Filter the listing below, copying every line in which the word "Temporal" appears.

— begin DATA EXCERPTS —

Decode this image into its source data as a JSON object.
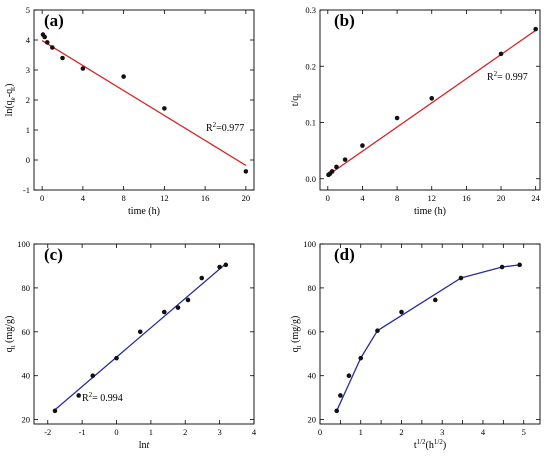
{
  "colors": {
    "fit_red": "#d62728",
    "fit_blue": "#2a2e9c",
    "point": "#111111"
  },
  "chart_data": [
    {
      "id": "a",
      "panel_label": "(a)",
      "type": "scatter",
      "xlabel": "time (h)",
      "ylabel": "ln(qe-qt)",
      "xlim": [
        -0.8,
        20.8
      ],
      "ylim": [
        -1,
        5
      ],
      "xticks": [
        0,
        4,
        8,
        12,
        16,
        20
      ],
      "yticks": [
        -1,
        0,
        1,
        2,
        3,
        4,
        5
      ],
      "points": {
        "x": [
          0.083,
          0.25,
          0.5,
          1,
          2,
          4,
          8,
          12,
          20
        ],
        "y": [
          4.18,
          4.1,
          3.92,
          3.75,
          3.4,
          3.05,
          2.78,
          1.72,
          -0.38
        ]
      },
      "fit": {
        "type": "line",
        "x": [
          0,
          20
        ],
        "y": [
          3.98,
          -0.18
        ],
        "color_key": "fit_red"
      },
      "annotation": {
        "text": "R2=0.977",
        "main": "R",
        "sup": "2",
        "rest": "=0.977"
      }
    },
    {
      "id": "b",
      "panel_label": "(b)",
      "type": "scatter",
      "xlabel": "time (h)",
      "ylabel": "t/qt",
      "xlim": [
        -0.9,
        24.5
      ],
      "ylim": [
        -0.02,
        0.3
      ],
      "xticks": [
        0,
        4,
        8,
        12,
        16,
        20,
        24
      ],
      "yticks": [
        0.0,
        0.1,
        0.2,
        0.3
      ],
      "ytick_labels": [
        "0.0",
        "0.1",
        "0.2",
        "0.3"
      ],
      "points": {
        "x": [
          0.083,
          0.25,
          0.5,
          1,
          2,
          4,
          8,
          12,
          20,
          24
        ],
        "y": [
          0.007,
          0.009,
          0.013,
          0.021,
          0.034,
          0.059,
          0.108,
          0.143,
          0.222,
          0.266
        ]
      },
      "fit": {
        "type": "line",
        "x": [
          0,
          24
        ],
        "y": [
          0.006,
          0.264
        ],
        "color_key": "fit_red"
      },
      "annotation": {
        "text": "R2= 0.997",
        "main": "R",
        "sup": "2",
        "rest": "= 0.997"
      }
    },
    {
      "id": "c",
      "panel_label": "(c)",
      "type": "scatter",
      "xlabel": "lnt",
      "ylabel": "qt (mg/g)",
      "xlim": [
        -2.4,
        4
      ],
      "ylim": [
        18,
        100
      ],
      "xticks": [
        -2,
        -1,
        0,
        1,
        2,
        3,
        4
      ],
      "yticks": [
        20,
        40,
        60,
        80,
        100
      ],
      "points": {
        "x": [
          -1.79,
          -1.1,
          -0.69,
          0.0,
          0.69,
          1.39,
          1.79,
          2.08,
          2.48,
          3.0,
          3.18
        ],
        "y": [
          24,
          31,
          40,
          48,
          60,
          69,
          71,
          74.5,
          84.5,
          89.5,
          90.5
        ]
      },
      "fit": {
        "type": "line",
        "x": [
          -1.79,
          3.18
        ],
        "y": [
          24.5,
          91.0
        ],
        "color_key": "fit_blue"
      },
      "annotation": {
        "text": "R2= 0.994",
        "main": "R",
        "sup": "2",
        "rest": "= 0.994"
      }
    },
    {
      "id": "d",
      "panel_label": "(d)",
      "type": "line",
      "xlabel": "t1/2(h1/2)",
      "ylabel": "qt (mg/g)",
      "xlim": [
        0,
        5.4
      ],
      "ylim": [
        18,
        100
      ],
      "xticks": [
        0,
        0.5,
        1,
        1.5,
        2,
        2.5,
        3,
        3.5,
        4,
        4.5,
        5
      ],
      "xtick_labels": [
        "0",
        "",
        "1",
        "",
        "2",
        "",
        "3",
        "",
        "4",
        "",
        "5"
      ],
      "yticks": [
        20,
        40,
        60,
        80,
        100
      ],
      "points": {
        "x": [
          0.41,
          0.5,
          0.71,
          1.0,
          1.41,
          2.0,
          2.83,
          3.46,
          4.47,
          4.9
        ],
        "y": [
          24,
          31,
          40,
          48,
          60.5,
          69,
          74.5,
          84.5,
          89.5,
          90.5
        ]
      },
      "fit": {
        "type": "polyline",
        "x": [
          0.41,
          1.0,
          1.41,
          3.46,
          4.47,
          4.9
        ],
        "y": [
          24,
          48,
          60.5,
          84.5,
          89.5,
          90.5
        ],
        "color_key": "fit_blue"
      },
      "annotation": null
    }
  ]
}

— end DATA EXCERPTS —
— begin DATA EXCERPTS —

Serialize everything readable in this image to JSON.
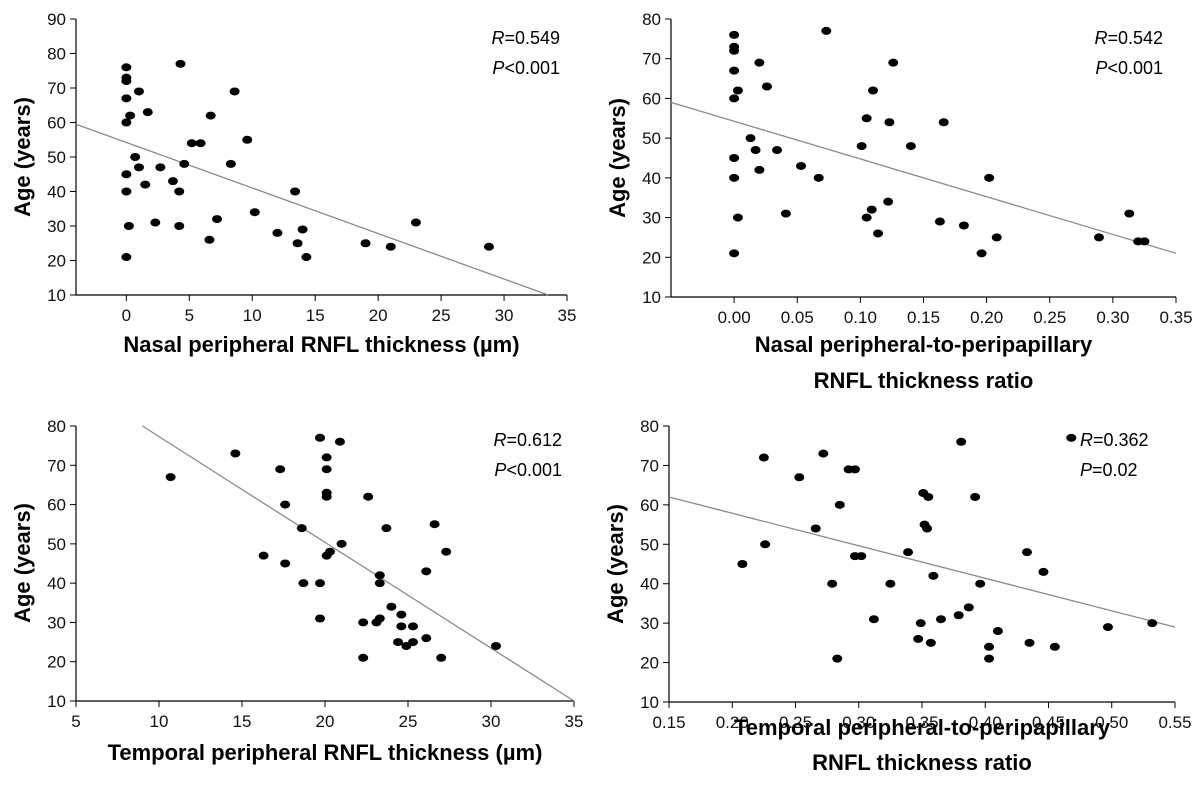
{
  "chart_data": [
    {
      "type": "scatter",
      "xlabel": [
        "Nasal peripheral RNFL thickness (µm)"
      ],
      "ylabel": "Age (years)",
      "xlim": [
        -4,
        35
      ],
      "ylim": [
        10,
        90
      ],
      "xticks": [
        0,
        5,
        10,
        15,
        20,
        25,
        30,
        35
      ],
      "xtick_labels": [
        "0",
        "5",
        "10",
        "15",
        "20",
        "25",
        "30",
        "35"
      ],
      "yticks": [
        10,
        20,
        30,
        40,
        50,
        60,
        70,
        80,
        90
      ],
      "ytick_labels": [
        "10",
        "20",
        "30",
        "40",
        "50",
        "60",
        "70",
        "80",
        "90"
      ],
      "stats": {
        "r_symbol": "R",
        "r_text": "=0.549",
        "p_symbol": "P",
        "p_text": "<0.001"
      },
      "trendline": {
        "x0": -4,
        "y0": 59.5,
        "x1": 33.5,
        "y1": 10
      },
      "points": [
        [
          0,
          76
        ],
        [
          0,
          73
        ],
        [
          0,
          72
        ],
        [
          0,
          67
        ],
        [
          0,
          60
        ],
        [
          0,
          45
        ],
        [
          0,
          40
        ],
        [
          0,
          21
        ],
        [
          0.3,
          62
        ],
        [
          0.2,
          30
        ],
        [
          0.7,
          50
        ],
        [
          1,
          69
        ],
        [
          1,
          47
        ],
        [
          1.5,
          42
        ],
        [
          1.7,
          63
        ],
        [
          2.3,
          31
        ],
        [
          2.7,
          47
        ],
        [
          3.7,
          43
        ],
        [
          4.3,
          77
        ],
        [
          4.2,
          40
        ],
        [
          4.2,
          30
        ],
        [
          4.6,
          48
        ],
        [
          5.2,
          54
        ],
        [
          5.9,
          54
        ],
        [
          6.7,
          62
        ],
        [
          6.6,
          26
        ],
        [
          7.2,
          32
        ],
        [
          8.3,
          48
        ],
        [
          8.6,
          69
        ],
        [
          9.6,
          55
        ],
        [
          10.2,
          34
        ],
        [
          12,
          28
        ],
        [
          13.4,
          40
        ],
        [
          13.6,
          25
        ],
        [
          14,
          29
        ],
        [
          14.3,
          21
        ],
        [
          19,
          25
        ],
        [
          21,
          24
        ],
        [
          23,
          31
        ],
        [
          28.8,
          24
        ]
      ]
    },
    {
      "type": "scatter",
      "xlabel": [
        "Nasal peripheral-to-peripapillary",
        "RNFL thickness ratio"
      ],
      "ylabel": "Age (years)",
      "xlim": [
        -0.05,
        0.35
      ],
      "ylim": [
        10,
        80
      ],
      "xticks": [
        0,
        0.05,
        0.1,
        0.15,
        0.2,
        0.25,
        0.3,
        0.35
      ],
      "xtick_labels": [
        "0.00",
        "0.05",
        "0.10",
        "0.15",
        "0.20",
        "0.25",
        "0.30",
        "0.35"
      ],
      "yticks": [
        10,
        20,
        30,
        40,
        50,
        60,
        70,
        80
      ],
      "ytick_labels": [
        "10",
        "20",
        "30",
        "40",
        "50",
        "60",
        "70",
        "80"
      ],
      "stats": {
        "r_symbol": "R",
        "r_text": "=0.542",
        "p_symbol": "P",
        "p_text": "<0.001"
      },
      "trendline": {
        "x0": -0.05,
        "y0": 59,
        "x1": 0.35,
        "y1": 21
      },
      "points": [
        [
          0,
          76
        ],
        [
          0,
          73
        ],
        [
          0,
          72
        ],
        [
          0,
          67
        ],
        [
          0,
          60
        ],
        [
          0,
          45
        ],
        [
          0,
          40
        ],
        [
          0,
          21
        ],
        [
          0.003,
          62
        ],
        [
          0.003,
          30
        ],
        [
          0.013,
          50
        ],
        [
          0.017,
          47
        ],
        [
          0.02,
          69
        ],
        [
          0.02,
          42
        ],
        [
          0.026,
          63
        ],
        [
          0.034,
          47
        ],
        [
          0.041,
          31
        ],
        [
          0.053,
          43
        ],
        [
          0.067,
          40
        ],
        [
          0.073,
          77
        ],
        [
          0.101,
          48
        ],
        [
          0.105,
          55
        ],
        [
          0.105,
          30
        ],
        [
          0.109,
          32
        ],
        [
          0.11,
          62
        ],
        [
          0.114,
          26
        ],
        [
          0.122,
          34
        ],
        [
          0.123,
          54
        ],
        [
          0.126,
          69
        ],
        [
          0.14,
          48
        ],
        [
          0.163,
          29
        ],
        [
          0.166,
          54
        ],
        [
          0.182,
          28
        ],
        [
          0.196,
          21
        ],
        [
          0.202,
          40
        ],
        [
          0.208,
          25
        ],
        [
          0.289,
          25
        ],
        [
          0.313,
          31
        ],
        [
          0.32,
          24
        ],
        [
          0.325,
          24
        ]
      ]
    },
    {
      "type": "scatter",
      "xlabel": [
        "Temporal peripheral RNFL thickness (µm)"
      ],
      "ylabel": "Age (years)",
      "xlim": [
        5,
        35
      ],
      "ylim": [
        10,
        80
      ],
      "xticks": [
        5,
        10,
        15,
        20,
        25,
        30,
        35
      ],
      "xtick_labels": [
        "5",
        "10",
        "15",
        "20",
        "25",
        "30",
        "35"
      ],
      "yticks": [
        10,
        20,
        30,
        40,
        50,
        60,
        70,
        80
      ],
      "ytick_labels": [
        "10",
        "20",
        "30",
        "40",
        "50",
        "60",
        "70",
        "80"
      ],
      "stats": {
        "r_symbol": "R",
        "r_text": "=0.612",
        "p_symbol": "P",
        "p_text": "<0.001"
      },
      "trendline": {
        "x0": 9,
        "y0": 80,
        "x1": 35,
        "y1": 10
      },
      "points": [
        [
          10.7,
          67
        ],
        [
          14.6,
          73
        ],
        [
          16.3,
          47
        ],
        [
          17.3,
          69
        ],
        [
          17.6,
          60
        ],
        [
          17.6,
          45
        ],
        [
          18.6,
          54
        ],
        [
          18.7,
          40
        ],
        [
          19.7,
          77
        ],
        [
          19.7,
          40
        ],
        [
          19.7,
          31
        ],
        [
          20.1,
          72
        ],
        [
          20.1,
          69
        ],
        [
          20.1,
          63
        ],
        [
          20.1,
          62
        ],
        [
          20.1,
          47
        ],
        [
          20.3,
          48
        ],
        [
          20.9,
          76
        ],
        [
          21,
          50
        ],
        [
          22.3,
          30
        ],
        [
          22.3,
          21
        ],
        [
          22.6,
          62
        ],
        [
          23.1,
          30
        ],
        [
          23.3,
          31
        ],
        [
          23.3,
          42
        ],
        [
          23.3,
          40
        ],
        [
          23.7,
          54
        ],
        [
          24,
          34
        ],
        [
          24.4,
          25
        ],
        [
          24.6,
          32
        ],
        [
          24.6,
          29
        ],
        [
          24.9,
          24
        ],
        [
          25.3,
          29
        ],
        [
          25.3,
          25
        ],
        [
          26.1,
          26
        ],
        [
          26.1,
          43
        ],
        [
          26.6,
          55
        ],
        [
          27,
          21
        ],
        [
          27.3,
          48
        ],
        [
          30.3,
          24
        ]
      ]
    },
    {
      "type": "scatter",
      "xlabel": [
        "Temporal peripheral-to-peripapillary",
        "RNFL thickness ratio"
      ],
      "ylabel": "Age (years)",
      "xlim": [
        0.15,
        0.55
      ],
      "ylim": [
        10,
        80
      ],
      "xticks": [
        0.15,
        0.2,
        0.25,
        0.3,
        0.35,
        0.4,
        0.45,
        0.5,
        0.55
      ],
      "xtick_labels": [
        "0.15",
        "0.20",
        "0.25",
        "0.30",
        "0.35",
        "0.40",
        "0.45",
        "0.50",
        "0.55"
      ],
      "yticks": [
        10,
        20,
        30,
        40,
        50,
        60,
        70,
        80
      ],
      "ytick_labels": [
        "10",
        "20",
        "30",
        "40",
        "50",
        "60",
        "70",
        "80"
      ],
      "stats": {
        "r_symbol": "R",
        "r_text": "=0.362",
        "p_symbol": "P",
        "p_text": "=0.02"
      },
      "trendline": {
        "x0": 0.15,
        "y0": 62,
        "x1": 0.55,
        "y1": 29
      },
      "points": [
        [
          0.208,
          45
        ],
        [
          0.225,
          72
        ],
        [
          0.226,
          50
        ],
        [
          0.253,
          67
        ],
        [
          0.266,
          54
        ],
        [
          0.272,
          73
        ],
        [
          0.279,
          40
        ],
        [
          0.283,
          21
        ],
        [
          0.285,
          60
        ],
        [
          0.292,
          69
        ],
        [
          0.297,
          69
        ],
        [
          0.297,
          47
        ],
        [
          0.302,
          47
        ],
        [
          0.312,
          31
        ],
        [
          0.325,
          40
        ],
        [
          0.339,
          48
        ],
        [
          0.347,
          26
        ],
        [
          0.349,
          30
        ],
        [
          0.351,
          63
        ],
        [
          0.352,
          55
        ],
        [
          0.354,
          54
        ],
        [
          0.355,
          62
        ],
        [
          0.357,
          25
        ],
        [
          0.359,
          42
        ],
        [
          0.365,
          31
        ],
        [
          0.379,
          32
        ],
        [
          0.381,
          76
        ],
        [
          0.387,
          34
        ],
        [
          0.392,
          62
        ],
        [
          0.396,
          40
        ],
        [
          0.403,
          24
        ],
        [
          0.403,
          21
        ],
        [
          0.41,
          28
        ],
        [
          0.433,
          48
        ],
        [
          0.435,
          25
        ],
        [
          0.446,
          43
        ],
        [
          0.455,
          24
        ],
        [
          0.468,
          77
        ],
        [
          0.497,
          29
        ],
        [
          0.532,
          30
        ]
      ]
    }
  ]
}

— end DATA EXCERPTS —
— begin DATA EXCERPTS —

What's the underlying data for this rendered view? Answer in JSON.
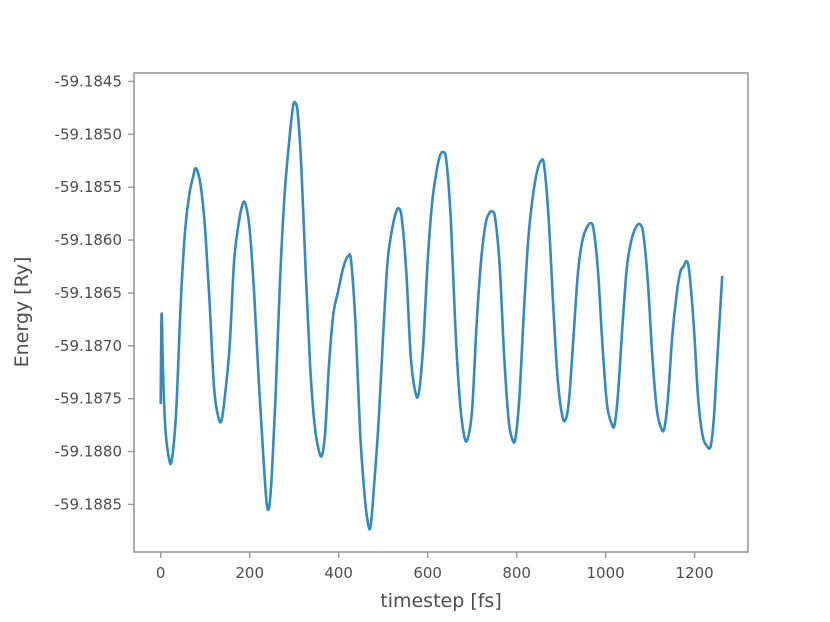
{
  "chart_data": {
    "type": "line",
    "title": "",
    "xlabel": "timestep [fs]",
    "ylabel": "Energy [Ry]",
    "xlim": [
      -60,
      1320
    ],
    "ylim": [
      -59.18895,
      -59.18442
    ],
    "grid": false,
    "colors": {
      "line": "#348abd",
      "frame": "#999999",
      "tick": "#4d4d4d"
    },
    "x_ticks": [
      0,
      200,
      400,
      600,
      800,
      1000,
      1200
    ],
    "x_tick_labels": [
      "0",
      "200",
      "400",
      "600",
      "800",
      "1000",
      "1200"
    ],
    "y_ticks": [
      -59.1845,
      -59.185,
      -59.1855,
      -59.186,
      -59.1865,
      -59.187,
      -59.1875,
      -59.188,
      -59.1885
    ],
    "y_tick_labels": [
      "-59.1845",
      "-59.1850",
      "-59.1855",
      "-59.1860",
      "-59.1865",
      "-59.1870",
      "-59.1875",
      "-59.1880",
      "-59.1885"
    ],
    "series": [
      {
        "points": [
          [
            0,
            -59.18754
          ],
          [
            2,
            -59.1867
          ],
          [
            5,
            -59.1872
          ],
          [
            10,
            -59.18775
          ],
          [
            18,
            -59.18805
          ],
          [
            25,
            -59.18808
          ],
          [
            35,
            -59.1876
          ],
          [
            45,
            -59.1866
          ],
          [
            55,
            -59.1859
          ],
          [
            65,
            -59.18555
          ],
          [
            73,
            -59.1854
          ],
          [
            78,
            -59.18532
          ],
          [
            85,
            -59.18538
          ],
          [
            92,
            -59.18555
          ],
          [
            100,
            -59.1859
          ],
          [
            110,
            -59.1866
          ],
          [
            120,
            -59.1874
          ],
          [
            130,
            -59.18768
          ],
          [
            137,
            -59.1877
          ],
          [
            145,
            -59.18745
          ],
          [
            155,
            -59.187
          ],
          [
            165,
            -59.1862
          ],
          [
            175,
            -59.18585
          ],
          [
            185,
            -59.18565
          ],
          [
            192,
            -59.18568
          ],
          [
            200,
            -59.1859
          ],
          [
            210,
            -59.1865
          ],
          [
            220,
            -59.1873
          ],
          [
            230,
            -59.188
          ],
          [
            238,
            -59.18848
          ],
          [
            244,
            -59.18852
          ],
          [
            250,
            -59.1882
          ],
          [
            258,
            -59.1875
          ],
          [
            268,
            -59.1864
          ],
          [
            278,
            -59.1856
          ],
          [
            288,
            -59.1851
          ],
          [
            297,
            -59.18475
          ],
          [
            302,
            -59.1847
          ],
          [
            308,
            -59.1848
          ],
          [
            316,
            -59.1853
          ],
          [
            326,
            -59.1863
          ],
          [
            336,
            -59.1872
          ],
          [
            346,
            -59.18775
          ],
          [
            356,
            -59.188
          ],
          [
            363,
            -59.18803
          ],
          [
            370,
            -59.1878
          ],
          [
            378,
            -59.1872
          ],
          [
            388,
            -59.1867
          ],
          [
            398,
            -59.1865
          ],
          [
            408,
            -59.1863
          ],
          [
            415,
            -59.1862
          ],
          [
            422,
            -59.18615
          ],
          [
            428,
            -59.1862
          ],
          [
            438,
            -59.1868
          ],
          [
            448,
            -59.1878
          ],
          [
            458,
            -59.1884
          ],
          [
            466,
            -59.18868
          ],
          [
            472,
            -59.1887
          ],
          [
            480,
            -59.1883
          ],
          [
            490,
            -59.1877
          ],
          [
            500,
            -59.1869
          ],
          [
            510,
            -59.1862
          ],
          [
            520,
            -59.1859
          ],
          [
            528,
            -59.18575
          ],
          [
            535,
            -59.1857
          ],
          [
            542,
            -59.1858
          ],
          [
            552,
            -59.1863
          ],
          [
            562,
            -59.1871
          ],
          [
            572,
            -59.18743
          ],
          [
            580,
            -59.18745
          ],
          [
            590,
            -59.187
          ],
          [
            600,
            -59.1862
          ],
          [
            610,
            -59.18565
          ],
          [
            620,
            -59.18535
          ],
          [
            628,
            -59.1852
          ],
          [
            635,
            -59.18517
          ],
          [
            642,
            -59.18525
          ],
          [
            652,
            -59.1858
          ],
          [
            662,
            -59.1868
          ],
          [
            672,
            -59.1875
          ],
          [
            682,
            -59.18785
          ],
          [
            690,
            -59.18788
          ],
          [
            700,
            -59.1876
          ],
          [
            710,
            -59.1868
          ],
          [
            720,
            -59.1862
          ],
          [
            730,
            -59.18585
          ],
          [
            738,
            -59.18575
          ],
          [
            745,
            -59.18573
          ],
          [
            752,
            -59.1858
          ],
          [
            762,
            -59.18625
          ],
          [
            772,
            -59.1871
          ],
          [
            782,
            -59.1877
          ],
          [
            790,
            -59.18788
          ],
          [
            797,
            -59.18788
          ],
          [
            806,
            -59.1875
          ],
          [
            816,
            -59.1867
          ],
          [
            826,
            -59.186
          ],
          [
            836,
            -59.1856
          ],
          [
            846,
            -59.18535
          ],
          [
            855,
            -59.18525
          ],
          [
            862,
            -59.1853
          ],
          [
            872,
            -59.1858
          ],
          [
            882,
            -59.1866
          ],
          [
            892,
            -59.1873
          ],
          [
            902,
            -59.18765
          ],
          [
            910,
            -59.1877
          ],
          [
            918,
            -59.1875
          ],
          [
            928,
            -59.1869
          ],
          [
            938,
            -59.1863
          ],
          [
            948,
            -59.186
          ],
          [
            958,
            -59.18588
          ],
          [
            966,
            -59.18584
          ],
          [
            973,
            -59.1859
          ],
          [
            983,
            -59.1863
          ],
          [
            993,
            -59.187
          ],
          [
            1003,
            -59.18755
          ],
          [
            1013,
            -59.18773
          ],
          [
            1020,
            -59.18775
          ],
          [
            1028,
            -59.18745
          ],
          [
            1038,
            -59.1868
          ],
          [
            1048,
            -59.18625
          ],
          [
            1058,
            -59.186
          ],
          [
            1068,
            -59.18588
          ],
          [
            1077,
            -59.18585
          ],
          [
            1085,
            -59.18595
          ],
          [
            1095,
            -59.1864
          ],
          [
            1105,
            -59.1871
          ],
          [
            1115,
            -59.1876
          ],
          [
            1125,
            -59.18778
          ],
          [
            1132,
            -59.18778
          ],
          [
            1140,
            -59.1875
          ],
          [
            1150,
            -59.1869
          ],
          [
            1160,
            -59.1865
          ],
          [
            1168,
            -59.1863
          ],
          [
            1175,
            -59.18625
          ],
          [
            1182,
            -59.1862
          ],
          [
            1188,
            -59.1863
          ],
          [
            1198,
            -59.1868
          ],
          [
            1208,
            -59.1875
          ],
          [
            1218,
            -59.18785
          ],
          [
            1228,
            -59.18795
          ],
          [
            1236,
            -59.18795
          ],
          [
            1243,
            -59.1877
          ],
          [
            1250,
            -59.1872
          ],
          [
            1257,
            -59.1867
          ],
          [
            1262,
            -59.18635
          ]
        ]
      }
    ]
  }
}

— end DATA EXCERPTS —

▶ _COMPLETE ANSWER_
        "Temporal peripheral RNFL thickness (µm)"
        "Temporal peripheral-to-peripapillary",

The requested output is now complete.